» **Input rows**:
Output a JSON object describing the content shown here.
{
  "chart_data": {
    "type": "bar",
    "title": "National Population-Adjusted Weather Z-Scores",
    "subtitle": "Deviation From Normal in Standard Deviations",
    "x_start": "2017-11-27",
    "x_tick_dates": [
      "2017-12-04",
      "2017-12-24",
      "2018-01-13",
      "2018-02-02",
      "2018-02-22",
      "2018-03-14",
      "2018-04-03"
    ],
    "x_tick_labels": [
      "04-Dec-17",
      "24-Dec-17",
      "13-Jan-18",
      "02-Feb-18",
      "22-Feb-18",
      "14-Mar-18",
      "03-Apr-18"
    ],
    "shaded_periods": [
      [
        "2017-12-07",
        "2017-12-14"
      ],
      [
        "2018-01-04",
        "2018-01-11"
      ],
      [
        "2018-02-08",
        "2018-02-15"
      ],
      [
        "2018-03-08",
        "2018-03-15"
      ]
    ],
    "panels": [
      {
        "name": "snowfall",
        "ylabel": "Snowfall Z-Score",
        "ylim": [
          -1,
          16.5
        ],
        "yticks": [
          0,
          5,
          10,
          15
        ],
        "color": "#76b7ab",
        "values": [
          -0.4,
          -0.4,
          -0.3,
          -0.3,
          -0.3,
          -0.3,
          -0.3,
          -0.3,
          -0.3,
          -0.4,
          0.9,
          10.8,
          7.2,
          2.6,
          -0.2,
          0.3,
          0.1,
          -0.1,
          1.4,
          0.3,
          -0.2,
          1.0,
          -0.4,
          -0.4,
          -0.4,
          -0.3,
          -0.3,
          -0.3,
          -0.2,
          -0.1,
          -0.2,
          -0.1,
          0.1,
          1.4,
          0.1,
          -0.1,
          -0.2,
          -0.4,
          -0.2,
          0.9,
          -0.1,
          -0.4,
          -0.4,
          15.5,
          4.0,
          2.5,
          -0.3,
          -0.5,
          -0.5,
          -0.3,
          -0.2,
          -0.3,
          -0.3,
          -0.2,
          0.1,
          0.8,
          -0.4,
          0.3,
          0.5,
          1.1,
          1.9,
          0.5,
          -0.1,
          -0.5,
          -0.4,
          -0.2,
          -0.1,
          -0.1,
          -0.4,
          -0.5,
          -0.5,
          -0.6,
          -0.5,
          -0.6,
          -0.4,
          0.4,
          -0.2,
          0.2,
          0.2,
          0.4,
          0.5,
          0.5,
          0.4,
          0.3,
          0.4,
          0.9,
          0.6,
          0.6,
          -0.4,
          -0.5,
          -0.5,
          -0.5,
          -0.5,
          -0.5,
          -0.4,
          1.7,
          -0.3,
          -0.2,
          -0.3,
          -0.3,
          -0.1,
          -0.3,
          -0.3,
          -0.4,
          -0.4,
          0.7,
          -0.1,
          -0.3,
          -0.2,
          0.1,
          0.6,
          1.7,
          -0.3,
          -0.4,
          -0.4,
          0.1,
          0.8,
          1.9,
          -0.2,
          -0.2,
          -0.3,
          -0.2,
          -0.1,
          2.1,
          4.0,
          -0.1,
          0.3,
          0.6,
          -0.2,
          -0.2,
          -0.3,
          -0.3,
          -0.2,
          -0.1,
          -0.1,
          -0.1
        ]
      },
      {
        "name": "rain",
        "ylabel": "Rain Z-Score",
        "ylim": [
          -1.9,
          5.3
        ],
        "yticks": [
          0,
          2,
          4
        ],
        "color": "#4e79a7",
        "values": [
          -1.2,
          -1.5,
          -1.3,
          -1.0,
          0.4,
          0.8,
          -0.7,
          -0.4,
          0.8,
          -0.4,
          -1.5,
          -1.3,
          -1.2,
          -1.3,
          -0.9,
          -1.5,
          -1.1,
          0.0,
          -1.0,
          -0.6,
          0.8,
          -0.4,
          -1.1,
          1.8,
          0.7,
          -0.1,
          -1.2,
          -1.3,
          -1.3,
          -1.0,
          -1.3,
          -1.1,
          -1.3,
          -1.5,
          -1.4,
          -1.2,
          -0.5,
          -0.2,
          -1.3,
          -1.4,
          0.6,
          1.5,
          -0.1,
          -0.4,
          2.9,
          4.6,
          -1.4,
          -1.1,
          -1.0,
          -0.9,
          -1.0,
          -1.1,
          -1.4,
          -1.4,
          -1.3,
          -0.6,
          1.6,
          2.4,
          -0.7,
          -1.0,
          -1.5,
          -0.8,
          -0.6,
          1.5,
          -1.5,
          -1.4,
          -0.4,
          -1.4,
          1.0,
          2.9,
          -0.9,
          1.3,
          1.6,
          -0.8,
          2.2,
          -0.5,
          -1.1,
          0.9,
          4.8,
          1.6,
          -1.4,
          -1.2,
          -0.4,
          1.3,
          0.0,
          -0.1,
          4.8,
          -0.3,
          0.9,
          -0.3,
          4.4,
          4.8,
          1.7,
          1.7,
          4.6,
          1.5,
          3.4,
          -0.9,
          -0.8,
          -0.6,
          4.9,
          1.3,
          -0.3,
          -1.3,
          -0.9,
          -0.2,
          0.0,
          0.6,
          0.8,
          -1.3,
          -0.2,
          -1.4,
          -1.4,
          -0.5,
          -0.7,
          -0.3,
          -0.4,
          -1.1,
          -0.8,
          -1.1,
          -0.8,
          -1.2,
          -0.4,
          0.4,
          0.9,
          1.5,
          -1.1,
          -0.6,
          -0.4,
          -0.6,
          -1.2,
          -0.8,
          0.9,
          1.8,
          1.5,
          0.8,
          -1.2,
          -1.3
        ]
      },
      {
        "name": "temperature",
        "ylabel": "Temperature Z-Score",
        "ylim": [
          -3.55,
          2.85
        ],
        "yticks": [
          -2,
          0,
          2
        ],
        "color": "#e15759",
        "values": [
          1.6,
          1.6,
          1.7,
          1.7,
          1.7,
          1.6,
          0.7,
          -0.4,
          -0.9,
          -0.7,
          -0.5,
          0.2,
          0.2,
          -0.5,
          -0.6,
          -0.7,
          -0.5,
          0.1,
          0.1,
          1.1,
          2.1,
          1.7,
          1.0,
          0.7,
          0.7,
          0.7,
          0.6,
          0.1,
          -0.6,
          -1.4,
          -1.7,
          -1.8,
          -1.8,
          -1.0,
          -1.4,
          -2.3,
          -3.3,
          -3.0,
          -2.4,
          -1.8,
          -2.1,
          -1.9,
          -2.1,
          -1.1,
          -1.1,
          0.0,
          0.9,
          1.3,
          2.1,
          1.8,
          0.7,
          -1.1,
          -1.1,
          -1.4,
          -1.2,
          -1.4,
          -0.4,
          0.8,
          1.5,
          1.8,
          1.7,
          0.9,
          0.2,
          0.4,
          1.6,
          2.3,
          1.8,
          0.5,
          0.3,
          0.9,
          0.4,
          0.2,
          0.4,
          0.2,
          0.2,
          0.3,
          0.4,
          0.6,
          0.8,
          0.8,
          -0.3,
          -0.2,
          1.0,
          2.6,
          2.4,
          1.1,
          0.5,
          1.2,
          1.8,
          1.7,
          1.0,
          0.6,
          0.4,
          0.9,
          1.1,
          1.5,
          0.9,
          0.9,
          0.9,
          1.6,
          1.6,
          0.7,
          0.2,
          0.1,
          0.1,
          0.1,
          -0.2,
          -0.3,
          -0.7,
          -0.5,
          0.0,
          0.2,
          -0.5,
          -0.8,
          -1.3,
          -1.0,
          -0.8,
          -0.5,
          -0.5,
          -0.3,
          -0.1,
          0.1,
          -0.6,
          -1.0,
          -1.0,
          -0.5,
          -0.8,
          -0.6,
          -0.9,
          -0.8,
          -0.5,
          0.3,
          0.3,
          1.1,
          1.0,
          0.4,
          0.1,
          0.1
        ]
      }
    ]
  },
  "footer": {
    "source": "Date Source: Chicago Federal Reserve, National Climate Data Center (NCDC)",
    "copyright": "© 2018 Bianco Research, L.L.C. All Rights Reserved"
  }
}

» **Exercise details**: Give every line of the material that includes the string "name".

» **Exercise response**:
        "name": "snowfall",
        "name": "rain",
        "name": "temperature",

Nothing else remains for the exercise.